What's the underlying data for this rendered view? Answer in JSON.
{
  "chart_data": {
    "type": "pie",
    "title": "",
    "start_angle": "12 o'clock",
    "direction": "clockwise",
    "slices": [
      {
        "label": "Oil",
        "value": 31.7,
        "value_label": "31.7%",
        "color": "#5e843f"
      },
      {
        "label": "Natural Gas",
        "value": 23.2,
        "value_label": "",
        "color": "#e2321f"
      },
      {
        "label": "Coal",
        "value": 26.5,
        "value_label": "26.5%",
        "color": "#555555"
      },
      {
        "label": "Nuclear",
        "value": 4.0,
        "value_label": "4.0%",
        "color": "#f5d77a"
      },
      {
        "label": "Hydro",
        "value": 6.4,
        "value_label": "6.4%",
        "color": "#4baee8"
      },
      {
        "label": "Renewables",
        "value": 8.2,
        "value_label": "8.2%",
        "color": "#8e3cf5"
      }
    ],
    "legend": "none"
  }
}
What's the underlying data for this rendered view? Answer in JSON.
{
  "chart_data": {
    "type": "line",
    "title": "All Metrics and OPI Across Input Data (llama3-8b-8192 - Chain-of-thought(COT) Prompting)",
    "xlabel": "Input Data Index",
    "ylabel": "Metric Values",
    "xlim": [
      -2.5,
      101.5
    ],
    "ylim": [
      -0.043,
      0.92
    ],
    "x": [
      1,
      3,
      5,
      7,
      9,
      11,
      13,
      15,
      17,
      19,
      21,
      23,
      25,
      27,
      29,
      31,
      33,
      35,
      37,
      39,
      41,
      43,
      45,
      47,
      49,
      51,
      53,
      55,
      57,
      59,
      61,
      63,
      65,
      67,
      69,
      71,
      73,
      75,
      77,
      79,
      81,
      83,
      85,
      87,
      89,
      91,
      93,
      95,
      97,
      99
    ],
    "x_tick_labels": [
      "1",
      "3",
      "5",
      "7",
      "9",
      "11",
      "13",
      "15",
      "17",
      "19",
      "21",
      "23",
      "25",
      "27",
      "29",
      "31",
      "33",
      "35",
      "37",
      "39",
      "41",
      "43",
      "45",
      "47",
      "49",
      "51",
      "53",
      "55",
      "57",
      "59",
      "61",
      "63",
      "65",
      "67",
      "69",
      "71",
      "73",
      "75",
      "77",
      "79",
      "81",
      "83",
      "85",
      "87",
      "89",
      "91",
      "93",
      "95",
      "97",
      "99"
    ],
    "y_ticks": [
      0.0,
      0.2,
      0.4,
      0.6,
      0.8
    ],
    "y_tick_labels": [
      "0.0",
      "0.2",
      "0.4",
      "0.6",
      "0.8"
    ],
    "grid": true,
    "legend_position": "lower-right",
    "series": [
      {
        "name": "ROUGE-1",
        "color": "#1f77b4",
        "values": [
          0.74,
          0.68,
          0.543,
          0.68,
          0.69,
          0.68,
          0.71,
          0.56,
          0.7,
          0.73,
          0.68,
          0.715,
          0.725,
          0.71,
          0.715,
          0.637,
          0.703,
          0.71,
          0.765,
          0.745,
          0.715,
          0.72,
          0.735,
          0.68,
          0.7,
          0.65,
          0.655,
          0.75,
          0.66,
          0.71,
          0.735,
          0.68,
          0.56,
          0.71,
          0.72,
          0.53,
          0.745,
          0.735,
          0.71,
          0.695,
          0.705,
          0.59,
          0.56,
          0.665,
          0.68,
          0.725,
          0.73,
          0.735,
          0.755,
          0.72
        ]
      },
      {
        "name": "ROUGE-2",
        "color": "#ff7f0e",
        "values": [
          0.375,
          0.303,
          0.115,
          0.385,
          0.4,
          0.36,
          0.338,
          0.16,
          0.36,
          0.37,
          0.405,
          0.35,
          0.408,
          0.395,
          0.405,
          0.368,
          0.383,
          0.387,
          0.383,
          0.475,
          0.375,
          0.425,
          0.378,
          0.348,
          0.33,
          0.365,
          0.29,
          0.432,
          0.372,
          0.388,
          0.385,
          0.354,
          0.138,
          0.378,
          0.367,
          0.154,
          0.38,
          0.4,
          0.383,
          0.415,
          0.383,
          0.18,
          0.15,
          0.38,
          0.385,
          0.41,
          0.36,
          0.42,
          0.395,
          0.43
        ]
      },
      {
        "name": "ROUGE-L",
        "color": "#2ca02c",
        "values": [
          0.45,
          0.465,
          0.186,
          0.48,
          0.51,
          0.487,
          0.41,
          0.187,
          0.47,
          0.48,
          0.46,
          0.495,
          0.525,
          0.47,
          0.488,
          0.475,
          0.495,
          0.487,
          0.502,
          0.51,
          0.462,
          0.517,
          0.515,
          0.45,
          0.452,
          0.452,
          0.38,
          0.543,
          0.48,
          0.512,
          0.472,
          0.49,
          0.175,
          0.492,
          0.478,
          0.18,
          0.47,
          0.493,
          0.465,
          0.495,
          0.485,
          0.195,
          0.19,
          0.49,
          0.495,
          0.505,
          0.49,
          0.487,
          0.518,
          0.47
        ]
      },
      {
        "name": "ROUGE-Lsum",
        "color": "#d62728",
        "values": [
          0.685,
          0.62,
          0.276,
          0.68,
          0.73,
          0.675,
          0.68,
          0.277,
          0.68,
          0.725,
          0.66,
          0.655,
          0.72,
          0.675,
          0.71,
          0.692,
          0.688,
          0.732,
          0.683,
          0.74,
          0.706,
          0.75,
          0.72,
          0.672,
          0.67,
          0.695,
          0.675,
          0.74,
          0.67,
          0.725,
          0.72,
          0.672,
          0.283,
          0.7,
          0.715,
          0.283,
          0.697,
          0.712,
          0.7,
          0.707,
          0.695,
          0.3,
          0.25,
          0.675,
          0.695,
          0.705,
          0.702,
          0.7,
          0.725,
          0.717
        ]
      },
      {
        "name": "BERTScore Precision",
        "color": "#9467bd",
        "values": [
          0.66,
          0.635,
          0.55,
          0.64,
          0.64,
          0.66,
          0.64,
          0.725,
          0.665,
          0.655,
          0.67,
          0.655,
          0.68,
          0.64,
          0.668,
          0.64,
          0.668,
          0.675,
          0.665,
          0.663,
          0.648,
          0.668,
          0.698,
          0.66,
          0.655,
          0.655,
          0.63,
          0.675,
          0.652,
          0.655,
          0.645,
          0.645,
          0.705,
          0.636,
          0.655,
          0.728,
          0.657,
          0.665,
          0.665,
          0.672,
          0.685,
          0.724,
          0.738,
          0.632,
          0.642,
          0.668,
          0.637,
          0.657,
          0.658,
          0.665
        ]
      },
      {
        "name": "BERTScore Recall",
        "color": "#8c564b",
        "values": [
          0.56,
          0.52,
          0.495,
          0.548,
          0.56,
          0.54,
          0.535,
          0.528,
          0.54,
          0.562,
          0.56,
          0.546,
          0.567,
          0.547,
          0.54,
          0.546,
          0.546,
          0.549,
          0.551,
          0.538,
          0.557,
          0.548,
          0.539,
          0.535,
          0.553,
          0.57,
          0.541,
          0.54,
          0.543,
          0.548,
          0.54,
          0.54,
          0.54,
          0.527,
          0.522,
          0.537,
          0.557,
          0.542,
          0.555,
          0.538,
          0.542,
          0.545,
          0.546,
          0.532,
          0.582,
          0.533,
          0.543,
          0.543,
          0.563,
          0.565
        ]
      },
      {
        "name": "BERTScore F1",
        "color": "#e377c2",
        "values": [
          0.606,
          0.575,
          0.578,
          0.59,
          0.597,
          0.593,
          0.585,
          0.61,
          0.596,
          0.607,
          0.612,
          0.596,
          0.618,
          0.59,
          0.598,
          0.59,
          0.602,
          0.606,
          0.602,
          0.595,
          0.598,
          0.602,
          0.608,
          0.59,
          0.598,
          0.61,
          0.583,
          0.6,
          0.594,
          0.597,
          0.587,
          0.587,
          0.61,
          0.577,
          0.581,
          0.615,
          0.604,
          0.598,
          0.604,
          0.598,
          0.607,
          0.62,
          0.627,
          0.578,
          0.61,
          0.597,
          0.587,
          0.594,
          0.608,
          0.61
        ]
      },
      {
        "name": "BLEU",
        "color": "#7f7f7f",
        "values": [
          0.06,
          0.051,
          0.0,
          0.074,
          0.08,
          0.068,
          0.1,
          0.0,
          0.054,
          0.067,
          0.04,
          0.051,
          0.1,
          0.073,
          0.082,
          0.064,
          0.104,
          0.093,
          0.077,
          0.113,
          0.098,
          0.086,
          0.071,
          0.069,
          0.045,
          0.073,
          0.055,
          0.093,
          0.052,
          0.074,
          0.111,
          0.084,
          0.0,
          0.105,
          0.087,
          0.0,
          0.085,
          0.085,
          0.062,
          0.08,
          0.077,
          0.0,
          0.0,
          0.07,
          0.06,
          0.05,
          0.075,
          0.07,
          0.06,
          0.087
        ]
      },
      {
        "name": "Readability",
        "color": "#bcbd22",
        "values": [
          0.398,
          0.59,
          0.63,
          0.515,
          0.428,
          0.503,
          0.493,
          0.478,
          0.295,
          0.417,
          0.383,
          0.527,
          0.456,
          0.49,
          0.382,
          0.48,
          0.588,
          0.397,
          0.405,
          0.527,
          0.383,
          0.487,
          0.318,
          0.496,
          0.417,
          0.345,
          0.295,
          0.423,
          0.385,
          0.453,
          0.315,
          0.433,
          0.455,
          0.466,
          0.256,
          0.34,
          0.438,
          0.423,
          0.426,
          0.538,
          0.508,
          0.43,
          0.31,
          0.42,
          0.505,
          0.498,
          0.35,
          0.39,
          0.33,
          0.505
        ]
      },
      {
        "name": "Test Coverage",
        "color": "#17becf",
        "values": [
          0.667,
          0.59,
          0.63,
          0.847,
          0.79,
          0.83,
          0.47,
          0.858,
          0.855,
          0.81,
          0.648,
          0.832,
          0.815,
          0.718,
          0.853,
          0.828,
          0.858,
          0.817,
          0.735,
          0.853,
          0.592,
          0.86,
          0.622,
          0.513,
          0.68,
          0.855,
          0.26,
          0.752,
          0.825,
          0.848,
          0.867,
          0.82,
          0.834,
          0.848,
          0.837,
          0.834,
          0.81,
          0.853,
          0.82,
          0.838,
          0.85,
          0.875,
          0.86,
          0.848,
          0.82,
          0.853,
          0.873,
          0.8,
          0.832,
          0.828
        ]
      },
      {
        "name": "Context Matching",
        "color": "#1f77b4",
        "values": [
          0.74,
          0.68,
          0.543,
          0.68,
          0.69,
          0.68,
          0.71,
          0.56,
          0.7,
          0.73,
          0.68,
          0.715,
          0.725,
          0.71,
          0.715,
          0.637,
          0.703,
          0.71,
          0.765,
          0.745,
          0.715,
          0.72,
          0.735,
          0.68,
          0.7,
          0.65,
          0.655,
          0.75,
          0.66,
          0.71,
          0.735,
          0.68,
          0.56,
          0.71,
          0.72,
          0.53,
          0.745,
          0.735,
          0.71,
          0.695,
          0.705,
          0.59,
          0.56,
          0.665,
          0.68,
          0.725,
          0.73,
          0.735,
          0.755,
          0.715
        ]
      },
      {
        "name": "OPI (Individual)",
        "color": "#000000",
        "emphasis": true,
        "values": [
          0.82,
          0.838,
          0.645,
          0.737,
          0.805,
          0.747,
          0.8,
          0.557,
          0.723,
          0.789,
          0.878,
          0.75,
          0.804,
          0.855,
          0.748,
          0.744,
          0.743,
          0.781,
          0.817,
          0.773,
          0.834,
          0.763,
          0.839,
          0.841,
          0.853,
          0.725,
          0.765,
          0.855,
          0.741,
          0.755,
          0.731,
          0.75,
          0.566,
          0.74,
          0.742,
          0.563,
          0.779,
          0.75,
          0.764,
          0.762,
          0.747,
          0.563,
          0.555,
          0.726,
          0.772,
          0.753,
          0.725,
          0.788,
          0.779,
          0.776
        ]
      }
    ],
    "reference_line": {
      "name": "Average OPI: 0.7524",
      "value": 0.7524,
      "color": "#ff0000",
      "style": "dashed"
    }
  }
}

________________________________________

• INSTRUCTION: Copy out each line of the data where the string "ROUGE" appears.

• RESPONSE BELOW:
        "name": "ROUGE-1",
        "name": "ROUGE-2",
        "name": "ROUGE-L",
        "name": "ROUGE-Lsum",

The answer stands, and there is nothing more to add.